--- START ---

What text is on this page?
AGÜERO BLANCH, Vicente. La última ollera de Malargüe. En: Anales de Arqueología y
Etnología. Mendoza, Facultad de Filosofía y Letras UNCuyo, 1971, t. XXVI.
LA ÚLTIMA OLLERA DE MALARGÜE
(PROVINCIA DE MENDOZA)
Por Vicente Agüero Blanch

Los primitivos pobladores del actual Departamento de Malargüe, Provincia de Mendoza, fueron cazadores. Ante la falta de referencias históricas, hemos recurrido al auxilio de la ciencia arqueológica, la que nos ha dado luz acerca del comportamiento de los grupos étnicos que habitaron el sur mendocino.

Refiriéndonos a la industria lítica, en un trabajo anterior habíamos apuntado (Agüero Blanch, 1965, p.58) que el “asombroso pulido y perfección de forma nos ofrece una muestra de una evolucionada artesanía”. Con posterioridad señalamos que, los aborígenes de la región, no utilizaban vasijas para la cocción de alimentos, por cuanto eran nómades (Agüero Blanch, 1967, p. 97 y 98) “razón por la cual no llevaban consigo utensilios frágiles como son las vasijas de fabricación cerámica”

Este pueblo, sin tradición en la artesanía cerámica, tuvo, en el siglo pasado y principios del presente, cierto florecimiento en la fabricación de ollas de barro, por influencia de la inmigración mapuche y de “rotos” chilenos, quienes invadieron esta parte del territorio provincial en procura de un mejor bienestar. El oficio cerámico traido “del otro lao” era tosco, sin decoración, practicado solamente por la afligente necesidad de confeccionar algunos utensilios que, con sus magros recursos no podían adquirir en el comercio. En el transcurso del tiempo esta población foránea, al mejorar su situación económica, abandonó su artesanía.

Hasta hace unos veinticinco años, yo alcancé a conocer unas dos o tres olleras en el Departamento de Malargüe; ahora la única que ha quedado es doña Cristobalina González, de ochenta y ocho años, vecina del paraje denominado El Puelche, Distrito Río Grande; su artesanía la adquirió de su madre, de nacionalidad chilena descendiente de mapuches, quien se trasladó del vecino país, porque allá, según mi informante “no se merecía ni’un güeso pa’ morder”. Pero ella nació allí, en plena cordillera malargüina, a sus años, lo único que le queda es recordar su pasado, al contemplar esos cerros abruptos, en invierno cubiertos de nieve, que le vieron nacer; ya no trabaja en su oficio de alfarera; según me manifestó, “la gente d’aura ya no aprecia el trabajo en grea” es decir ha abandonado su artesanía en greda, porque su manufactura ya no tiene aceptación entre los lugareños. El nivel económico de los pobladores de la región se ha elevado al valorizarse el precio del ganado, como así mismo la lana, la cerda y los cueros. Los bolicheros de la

--- END ---

_How to complete this task_
For each line of the material that contains the word "utensilios", make a copy.

_Written answer_
Refiriéndonos a la industria lítica, en un trabajo anterior habíamos apuntado (Agüero Blanch, 1965, p.58) que el “asombroso pulido y perfección de forma nos ofrece una muestra de una evolucionada artesanía”. Con posterioridad señalamos que, los aborígenes de la región, no utilizaban vasijas para la cocción de alimentos, por cuanto eran nómades (Agüero Blanch, 1967, p. 97 y 98) “razón por la cual no llevaban consigo utensilios frágiles como son las vasijas de fabricación cerámica”
Este pueblo, sin tradición en la artesanía cerámica, tuvo, en el siglo pasado y principios del presente, cierto florecimiento en la fabricación de ollas de barro, por influencia de la inmigración mapuche y de “rotos” chilenos, quienes invadieron esta parte del territorio provincial en procura de un mejor bienestar. El oficio cerámico traido “del otro lao” era tosco, sin decoración, practicado solamente por la afligente necesidad de confeccionar algunos utensilios que, con sus magros recursos no podían adquirir en el comercio. En el transcurso del tiempo esta población foránea, al mejorar su situación económica, abandonó su artesanía.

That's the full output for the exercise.